**Entries with figure data**
-=-=-=-=-

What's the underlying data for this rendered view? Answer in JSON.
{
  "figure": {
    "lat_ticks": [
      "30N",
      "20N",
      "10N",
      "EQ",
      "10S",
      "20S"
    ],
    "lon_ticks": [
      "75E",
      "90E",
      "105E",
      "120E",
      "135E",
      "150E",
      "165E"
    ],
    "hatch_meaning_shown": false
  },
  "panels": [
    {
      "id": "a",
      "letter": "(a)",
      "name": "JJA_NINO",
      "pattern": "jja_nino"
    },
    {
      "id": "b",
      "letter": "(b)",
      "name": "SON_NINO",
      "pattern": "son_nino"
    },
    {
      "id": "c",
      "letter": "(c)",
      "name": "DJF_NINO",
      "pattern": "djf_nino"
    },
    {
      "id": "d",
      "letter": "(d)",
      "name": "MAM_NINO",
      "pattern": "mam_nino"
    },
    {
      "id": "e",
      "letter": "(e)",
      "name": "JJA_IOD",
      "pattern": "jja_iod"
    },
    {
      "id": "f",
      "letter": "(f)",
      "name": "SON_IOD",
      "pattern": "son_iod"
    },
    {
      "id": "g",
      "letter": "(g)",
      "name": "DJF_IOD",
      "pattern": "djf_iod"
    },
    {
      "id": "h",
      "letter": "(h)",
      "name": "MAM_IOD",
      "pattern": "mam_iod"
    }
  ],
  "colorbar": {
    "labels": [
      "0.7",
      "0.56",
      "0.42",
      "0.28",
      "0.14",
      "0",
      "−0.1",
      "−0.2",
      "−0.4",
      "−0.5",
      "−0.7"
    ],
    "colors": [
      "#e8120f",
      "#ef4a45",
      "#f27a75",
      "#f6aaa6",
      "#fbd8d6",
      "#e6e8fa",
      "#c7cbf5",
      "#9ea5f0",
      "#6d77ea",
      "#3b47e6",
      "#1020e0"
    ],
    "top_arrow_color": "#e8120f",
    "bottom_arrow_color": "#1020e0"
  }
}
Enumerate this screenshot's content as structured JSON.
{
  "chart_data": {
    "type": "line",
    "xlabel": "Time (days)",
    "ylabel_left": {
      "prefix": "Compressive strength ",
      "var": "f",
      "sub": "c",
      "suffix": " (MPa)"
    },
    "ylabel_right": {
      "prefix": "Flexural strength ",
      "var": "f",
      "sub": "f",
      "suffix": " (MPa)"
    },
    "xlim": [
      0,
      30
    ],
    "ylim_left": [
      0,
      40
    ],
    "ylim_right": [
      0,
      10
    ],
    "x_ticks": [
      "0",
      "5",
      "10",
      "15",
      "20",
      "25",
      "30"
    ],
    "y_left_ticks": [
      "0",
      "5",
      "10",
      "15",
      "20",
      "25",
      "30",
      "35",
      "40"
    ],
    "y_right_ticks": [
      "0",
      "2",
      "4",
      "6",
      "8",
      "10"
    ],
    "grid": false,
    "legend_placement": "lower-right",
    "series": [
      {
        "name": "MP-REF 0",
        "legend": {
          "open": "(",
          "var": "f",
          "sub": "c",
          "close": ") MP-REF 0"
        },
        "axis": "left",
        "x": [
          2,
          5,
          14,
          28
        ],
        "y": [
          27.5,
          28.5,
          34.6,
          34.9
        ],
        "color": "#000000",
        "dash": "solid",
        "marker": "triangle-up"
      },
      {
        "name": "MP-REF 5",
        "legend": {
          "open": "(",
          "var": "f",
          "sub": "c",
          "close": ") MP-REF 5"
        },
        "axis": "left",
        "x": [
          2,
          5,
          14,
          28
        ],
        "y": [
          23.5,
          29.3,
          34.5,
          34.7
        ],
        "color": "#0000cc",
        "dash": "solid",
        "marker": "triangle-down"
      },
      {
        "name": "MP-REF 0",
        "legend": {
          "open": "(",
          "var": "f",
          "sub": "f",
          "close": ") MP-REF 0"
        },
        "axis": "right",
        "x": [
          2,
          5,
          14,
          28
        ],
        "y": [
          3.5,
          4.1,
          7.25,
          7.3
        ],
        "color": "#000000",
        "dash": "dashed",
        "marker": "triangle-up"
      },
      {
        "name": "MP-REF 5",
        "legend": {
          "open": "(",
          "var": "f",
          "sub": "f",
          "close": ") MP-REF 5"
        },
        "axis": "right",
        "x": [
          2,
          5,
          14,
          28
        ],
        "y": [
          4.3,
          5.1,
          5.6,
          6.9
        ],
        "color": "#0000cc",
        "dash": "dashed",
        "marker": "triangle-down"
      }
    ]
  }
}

-=-=-=-=-

**Aim**
Recopy all the lines exactly as they appear.

**Solution to this problem**
What's the underlying data for this rendered view? Answer in JSON.
{
  "figure": {
    "lat_ticks": [
      "30N",
      "20N",
      "10N",
      "EQ",
      "10S",
      "20S"
    ],
    "lon_ticks": [
      "75E",
      "90E",
      "105E",
      "120E",
      "135E",
      "150E",
      "165E"
    ],
    "hatch_meaning_shown": false
  },
  "panels": [
    {
      "id": "a",
      "letter": "(a)",
      "name": "JJA_NINO",
      "pattern": "jja_nino"
    },
    {
      "id": "b",
      "letter": "(b)",
      "name": "SON_NINO",
      "pattern": "son_nino"
    },
    {
      "id": "c",
      "letter": "(c)",
      "name": "DJF_NINO",
      "pattern": "djf_nino"
    },
    {
      "id": "d",
      "letter": "(d)",
      "name": "MAM_NINO",
      "pattern": "mam_nino"
    },
    {
      "id": "e",
      "letter": "(e)",
      "name": "JJA_IOD",
      "pattern": "jja_iod"
    },
    {
      "id": "f",
      "letter": "(f)",
      "name": "SON_IOD",
      "pattern": "son_iod"
    },
    {
      "id": "g",
      "letter": "(g)",
      "name": "DJF_IOD",
      "pattern": "djf_iod"
    },
    {
      "id": "h",
      "letter": "(h)",
      "name": "MAM_IOD",
      "pattern": "mam_iod"
    }
  ],
  "colorbar": {
    "labels": [
      "0.7",
      "0.56",
      "0.42",
      "0.28",
      "0.14",
      "0",
      "−0.1",
      "−0.2",
      "−0.4",
      "−0.5",
      "−0.7"
    ],
    "colors": [
      "#e8120f",
      "#ef4a45",
      "#f27a75",
      "#f6aaa6",
      "#fbd8d6",
      "#e6e8fa",
      "#c7cbf5",
      "#9ea5f0",
      "#6d77ea",
      "#3b47e6",
      "#1020e0"
    ],
    "top_arrow_color": "#e8120f",
    "bottom_arrow_color": "#1020e0"
  }
}
Enumerate this screenshot's content as structured JSON.
{
  "chart_data": {
    "type": "line",
    "xlabel": "Time (days)",
    "ylabel_left": {
      "prefix": "Compressive strength ",
      "var": "f",
      "sub": "c",
      "suffix": " (MPa)"
    },
    "ylabel_right": {
      "prefix": "Flexural strength ",
      "var": "f",
      "sub": "f",
      "suffix": " (MPa)"
    },
    "xlim": [
      0,
      30
    ],
    "ylim_left": [
      0,
      40
    ],
    "ylim_right": [
      0,
      10
    ],
    "x_ticks": [
      "0",
      "5",
      "10",
      "15",
      "20",
      "25",
      "30"
    ],
    "y_left_ticks": [
      "0",
      "5",
      "10",
      "15",
      "20",
      "25",
      "30",
      "35",
      "40"
    ],
    "y_right_ticks": [
      "0",
      "2",
      "4",
      "6",
      "8",
      "10"
    ],
    "grid": false,
    "legend_placement": "lower-right",
    "series": [
      {
        "name": "MP-REF 0",
        "legend": {
          "open": "(",
          "var": "f",
          "sub": "c",
          "close": ") MP-REF 0"
        },
        "axis": "left",
        "x": [
          2,
          5,
          14,
          28
        ],
        "y": [
          27.5,
          28.5,
          34.6,
          34.9
        ],
        "color": "#000000",
        "dash": "solid",
        "marker": "triangle-up"
      },
      {
        "name": "MP-REF 5",
        "legend": {
          "open": "(",
          "var": "f",
          "sub": "c",
          "close": ") MP-REF 5"
        },
        "axis": "left",
        "x": [
          2,
          5,
          14,
          28
        ],
        "y": [
          23.5,
          29.3,
          34.5,
          34.7
        ],
        "color": "#0000cc",
        "dash": "solid",
        "marker": "triangle-down"
      },
      {
        "name": "MP-REF 0",
        "legend": {
          "open": "(",
          "var": "f",
          "sub": "f",
          "close": ") MP-REF 0"
        },
        "axis": "right",
        "x": [
          2,
          5,
          14,
          28
        ],
        "y": [
          3.5,
          4.1,
          7.25,
          7.3
        ],
        "color": "#000000",
        "dash": "dashed",
        "marker": "triangle-up"
      },
      {
        "name": "MP-REF 5",
        "legend": {
          "open": "(",
          "var": "f",
          "sub": "f",
          "close": ") MP-REF 5"
        },
        "axis": "right",
        "x": [
          2,
          5,
          14,
          28
        ],
        "y": [
          4.3,
          5.1,
          5.6,
          6.9
        ],
        "color": "#0000cc",
        "dash": "dashed",
        "marker": "triangle-down"
      }
    ]
  }
}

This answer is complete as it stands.